Exercise objective: Copy all of the material exactly. Pictures are not to appear in the copy.

Stored rows:

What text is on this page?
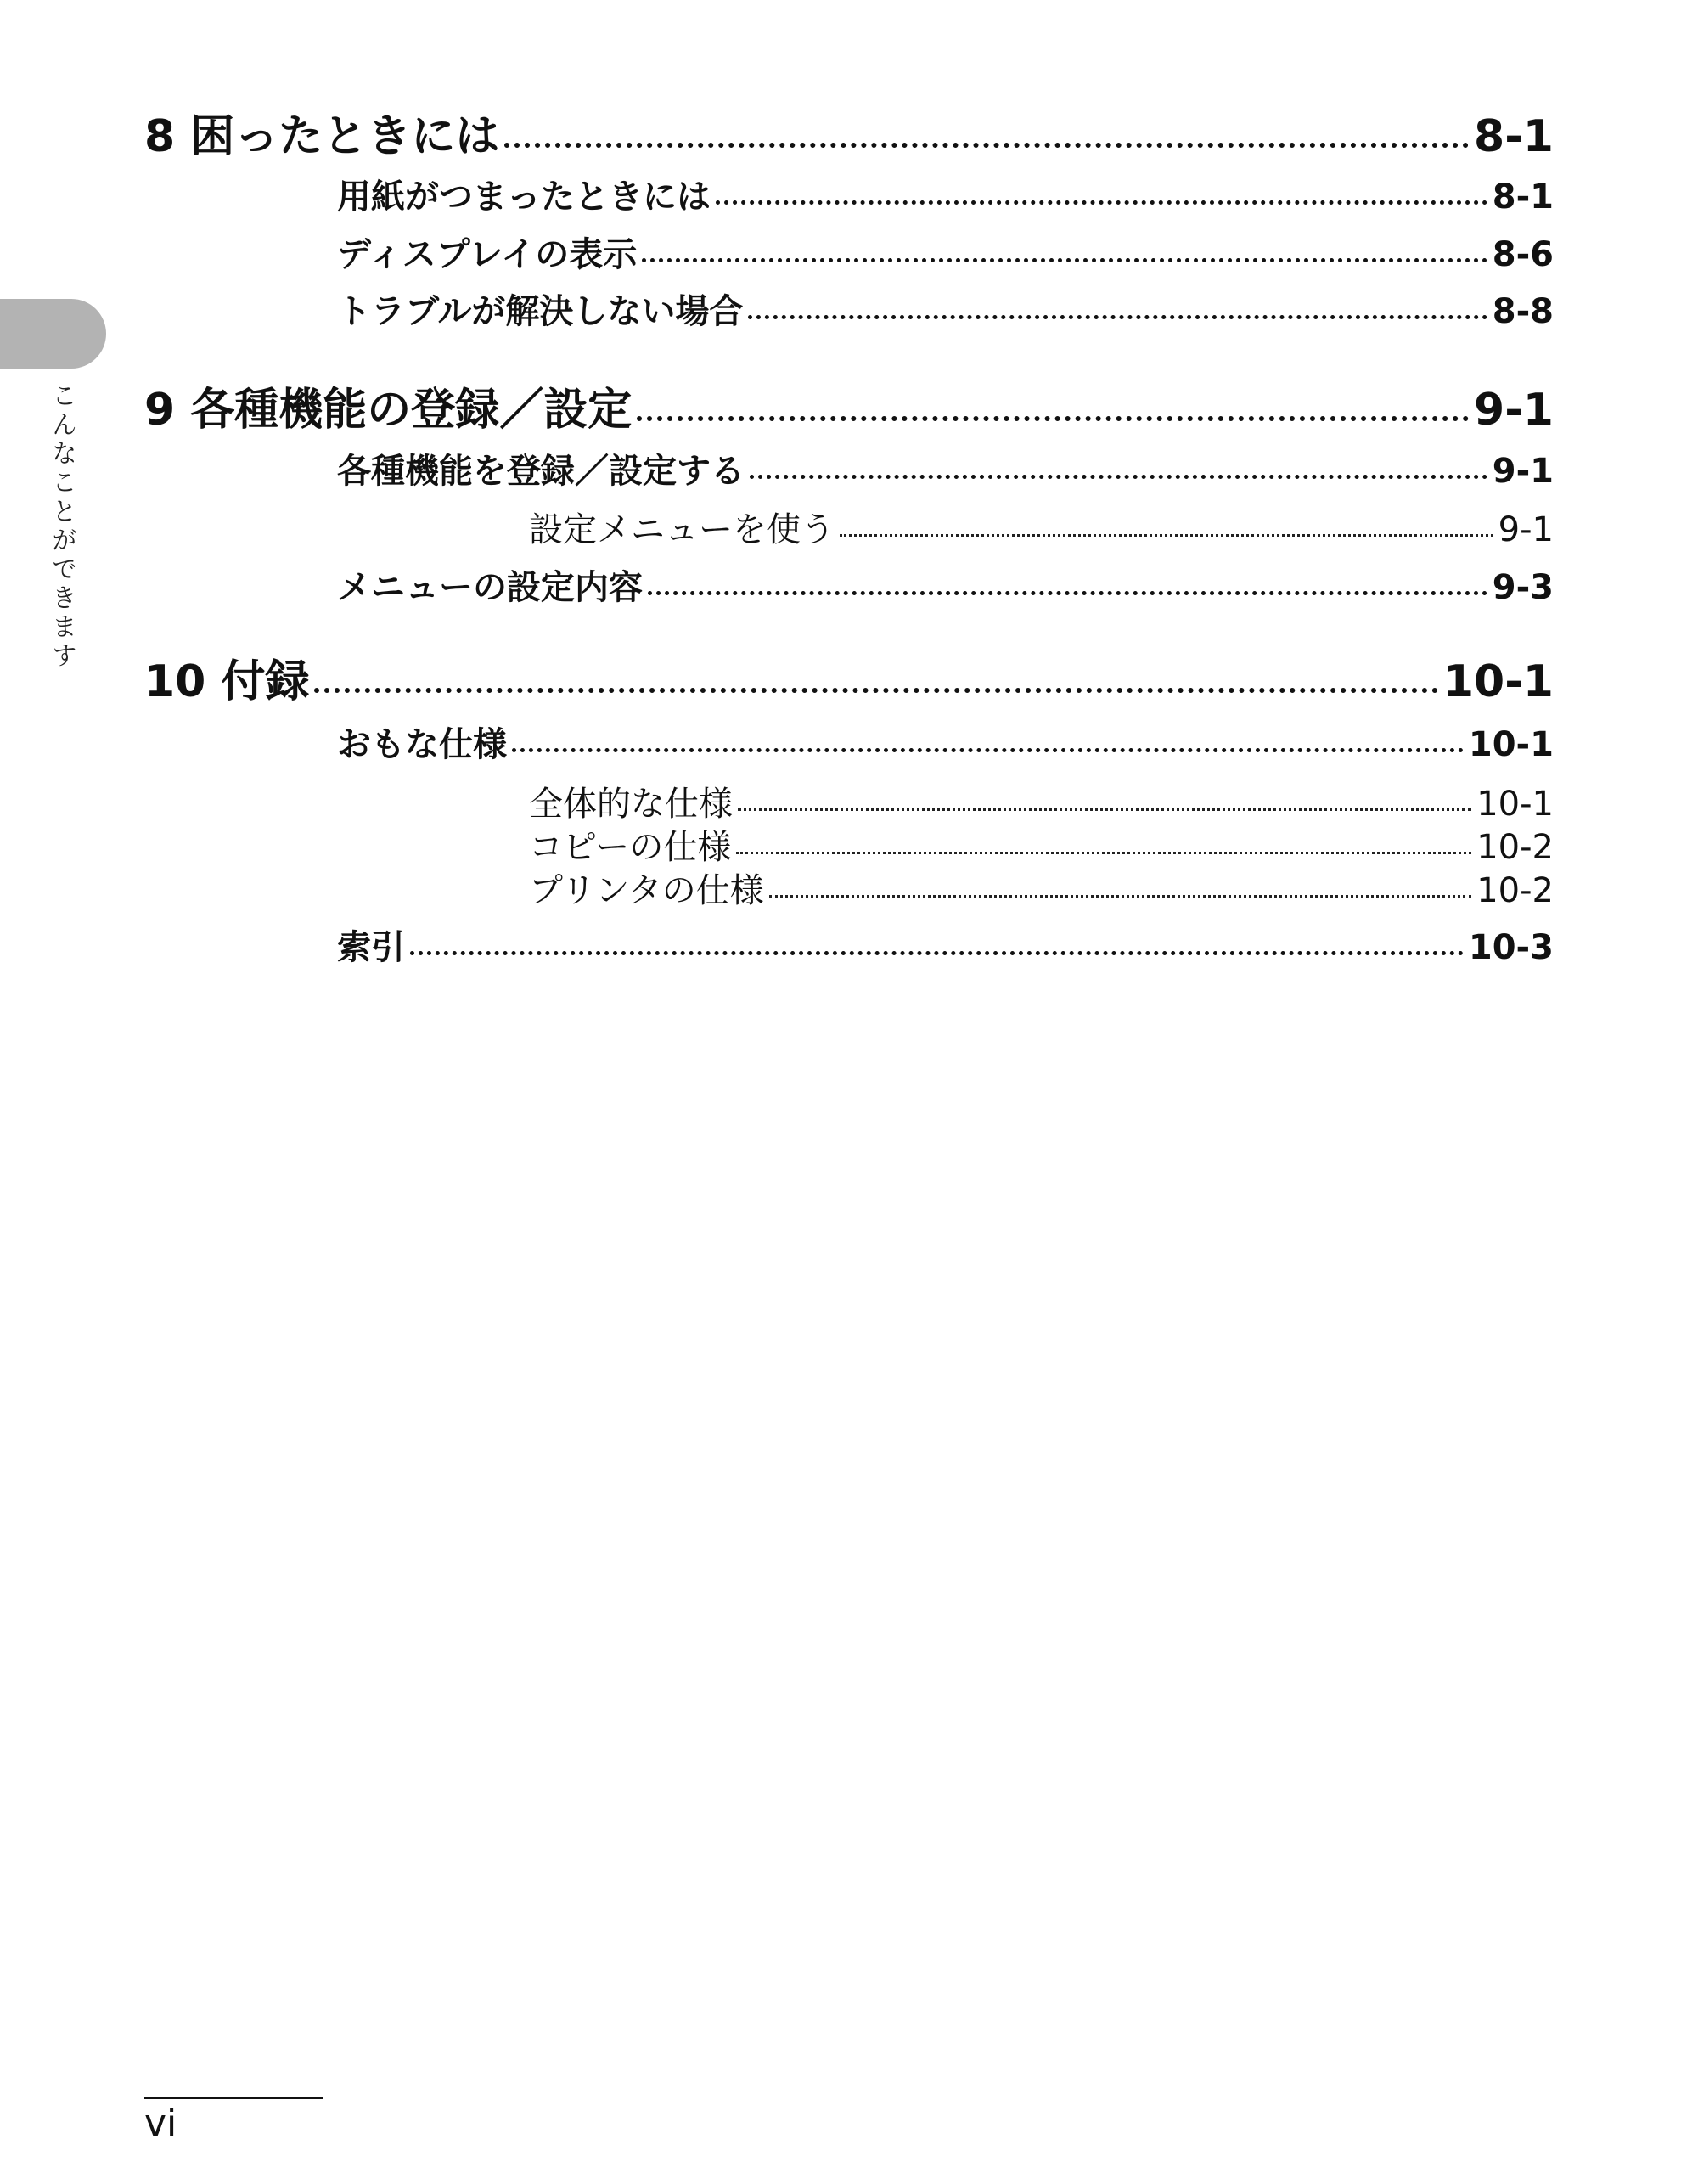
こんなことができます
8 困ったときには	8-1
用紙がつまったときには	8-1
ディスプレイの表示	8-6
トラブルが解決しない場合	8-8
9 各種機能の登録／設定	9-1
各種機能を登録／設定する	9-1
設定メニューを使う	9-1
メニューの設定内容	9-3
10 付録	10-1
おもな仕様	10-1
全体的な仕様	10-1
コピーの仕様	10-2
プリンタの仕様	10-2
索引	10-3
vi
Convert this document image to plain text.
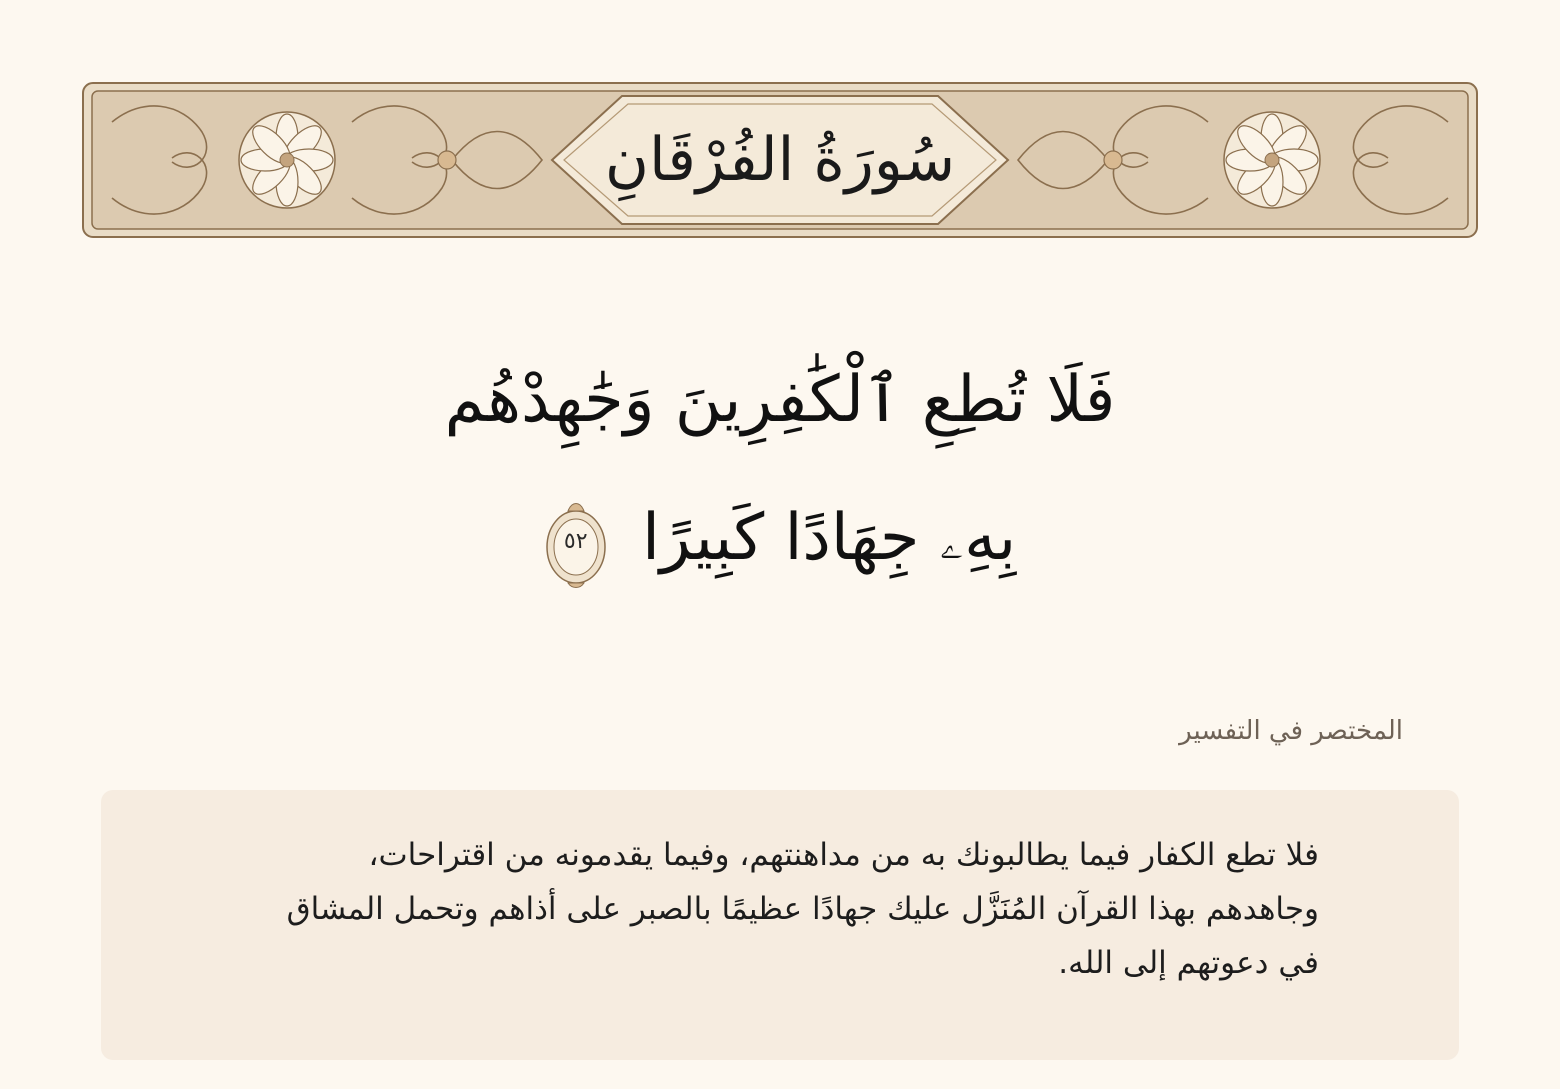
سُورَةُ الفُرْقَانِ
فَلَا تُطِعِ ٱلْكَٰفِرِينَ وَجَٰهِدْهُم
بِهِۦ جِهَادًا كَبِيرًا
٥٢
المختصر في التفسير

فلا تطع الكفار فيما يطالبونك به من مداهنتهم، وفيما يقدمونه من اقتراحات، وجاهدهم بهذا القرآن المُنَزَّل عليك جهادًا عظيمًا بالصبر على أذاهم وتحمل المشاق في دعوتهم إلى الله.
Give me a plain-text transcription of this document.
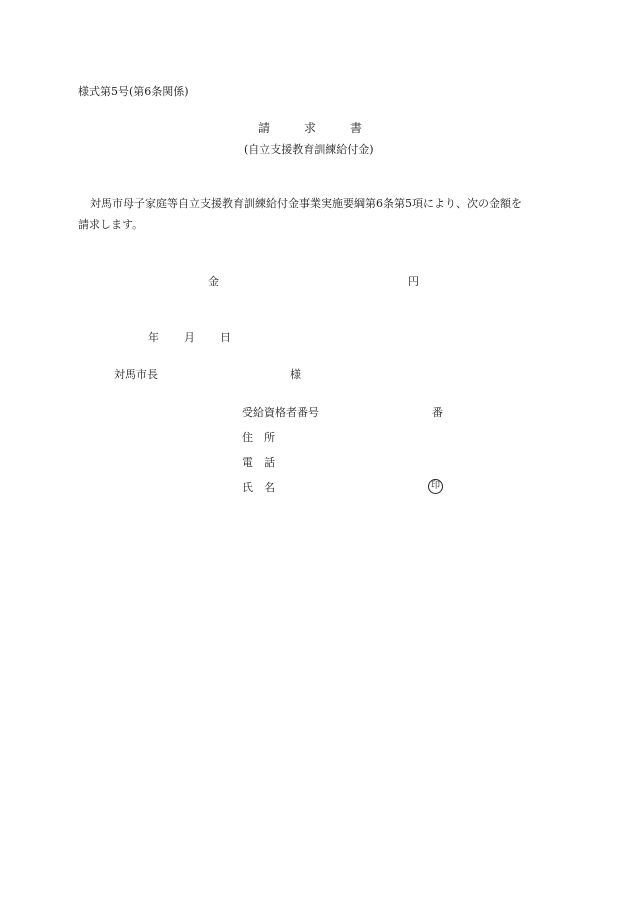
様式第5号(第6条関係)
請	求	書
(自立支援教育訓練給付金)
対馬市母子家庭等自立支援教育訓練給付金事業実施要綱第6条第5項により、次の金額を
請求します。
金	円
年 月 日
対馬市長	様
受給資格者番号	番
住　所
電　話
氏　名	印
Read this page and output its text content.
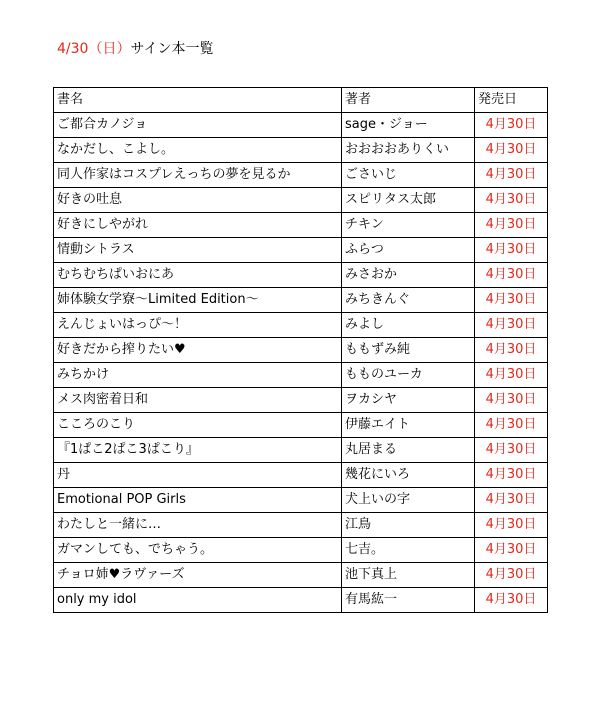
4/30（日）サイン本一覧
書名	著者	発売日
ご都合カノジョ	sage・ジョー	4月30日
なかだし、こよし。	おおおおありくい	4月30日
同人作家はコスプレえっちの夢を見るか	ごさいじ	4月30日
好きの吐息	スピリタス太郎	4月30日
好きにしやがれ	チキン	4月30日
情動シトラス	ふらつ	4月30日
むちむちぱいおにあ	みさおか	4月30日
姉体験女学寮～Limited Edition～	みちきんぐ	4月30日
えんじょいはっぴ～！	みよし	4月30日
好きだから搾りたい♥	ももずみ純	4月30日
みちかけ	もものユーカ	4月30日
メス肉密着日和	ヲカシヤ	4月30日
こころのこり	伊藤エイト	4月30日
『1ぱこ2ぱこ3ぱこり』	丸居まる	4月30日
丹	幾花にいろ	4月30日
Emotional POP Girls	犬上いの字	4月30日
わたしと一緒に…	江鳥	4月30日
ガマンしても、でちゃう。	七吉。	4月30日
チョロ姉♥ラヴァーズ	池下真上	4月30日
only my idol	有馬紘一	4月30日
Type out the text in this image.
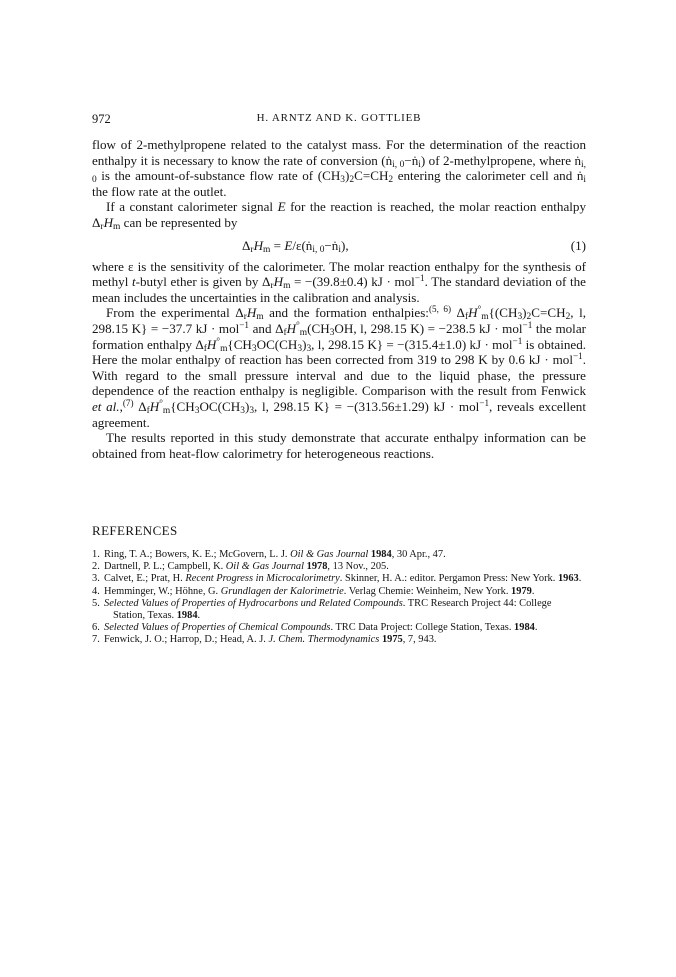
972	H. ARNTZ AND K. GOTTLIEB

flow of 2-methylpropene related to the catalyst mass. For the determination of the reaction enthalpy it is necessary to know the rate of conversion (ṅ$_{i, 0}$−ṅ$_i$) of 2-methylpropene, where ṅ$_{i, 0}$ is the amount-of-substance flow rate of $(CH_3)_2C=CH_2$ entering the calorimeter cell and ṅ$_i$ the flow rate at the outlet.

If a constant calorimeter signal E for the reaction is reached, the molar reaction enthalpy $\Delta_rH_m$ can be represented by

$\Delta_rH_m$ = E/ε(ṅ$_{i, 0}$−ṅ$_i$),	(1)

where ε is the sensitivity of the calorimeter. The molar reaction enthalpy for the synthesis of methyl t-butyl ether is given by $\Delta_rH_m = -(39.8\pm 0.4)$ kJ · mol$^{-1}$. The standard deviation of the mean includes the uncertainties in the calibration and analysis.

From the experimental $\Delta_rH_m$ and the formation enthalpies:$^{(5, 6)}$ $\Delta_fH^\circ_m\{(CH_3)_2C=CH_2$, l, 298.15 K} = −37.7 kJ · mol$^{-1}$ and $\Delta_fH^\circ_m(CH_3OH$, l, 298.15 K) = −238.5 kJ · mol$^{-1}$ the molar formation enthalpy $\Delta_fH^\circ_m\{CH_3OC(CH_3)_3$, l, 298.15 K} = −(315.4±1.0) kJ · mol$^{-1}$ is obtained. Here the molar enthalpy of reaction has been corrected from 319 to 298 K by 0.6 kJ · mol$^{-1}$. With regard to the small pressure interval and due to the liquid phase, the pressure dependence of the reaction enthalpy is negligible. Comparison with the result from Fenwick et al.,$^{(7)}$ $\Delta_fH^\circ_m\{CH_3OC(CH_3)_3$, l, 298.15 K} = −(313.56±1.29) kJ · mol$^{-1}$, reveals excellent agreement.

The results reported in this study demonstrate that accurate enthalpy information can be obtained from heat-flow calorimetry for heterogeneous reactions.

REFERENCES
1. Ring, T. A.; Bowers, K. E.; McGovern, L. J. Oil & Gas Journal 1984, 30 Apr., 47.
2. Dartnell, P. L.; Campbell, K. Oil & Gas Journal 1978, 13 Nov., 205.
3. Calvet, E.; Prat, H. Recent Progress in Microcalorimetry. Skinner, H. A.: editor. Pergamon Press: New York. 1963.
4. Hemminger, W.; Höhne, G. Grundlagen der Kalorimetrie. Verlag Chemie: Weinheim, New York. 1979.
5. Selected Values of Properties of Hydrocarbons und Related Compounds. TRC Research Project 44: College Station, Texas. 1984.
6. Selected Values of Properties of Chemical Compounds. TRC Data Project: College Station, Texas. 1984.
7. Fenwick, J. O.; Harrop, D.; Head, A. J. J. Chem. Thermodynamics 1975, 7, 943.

Output of the task:
What text is on this page?
こんなことができます
8 困ったときには	8-1
用紙がつまったときには	8-1
ディスプレイの表示	8-6
トラブルが解決しない場合	8-8
9 各種機能の登録／設定	9-1
各種機能を登録／設定する	9-1
設定メニューを使う	9-1
メニューの設定内容	9-3
10 付録	10-1
おもな仕様	10-1
全体的な仕様	10-1
コピーの仕様	10-2
プリンタの仕様	10-2
索引	10-3
vi
Convert this document image to plain text.
سُورَةُ الفُرْقَانِ
فَلَا تُطِعِ ٱلْكَٰفِرِينَ وَجَٰهِدْهُم
بِهِۦ جِهَادًا كَبِيرًا
٥٢
المختصر في التفسير

فلا تطع الكفار فيما يطالبونك به من مداهنتهم، وفيما يقدمونه من اقتراحات، وجاهدهم بهذا القرآن المُنَزَّل عليك جهادًا عظيمًا بالصبر على أذاهم وتحمل المشاق في دعوتهم إلى الله.
Give me a plain-text transcription of this document.
様式第5号(第6条関係)
請	求	書
(自立支援教育訓練給付金)
対馬市母子家庭等自立支援教育訓練給付金事業実施要綱第6条第5項により、次の金額を
請求します。
金	円
年 月 日
対馬市長	様
受給資格者番号	番
住　所
電　話
氏　名	印
Read this page and output its text content.
4/30（日）サイン本一覧
書名	著者	発売日
ご都合カノジョ	sage・ジョー	4月30日
なかだし、こよし。	おおおおありくい	4月30日
同人作家はコスプレえっちの夢を見るか	ごさいじ	4月30日
好きの吐息	スピリタス太郎	4月30日
好きにしやがれ	チキン	4月30日
情動シトラス	ふらつ	4月30日
むちむちぱいおにあ	みさおか	4月30日
姉体験女学寮～Limited Edition～	みちきんぐ	4月30日
えんじょいはっぴ～！	みよし	4月30日
好きだから搾りたい♥	ももずみ純	4月30日
みちかけ	もものユーカ	4月30日
メス肉密着日和	ヲカシヤ	4月30日
こころのこり	伊藤エイト	4月30日
『1ぱこ2ぱこ3ぱこり』	丸居まる	4月30日
丹	幾花にいろ	4月30日
Emotional POP Girls	犬上いの字	4月30日
わたしと一緒に…	江鳥	4月30日
ガマンしても、でちゃう。	七吉。	4月30日
チョロ姉♥ラヴァーズ	池下真上	4月30日
only my idol	有馬紘一	4月30日
Type out the text in this image.
972	H. ARNTZ AND K. GOTTLIEB

flow of 2-methylpropene related to the catalyst mass. For the determination of the reaction enthalpy it is necessary to know the rate of conversion (ṅ$_{i, 0}$−ṅ$_i$) of 2-methylpropene, where ṅ$_{i, 0}$ is the amount-of-substance flow rate of $(CH_3)_2C=CH_2$ entering the calorimeter cell and ṅ$_i$ the flow rate at the outlet.

If a constant calorimeter signal E for the reaction is reached, the molar reaction enthalpy $\Delta_rH_m$ can be represented by

$\Delta_rH_m$ = E/ε(ṅ$_{i, 0}$−ṅ$_i$),	(1)

where ε is the sensitivity of the calorimeter. The molar reaction enthalpy for the synthesis of methyl t-butyl ether is given by $\Delta_rH_m = -(39.8\pm 0.4)$ kJ · mol$^{-1}$. The standard deviation of the mean includes the uncertainties in the calibration and analysis.

From the experimental $\Delta_rH_m$ and the formation enthalpies:$^{(5, 6)}$ $\Delta_fH^\circ_m\{(CH_3)_2C=CH_2$, l, 298.15 K} = −37.7 kJ · mol$^{-1}$ and $\Delta_fH^\circ_m(CH_3OH$, l, 298.15 K) = −238.5 kJ · mol$^{-1}$ the molar formation enthalpy $\Delta_fH^\circ_m\{CH_3OC(CH_3)_3$, l, 298.15 K} = −(315.4±1.0) kJ · mol$^{-1}$ is obtained. Here the molar enthalpy of reaction has been corrected from 319 to 298 K by 0.6 kJ · mol$^{-1}$. With regard to the small pressure interval and due to the liquid phase, the pressure dependence of the reaction enthalpy is negligible. Comparison with the result from Fenwick et al.,$^{(7)}$ $\Delta_fH^\circ_m\{CH_3OC(CH_3)_3$, l, 298.15 K} = −(313.56±1.29) kJ · mol$^{-1}$, reveals excellent agreement.

The results reported in this study demonstrate that accurate enthalpy information can be obtained from heat-flow calorimetry for heterogeneous reactions.

REFERENCES
1. Ring, T. A.; Bowers, K. E.; McGovern, L. J. Oil & Gas Journal 1984, 30 Apr., 47.
2. Dartnell, P. L.; Campbell, K. Oil & Gas Journal 1978, 13 Nov., 205.
3. Calvet, E.; Prat, H. Recent Progress in Microcalorimetry. Skinner, H. A.: editor. Pergamon Press: New York. 1963.
4. Hemminger, W.; Höhne, G. Grundlagen der Kalorimetrie. Verlag Chemie: Weinheim, New York. 1979.
5. Selected Values of Properties of Hydrocarbons und Related Compounds. TRC Research Project 44: College Station, Texas. 1984.
6. Selected Values of Properties of Chemical Compounds. TRC Data Project: College Station, Texas. 1984.
7. Fenwick, J. O.; Harrop, D.; Head, A. J. J. Chem. Thermodynamics 1975, 7, 943.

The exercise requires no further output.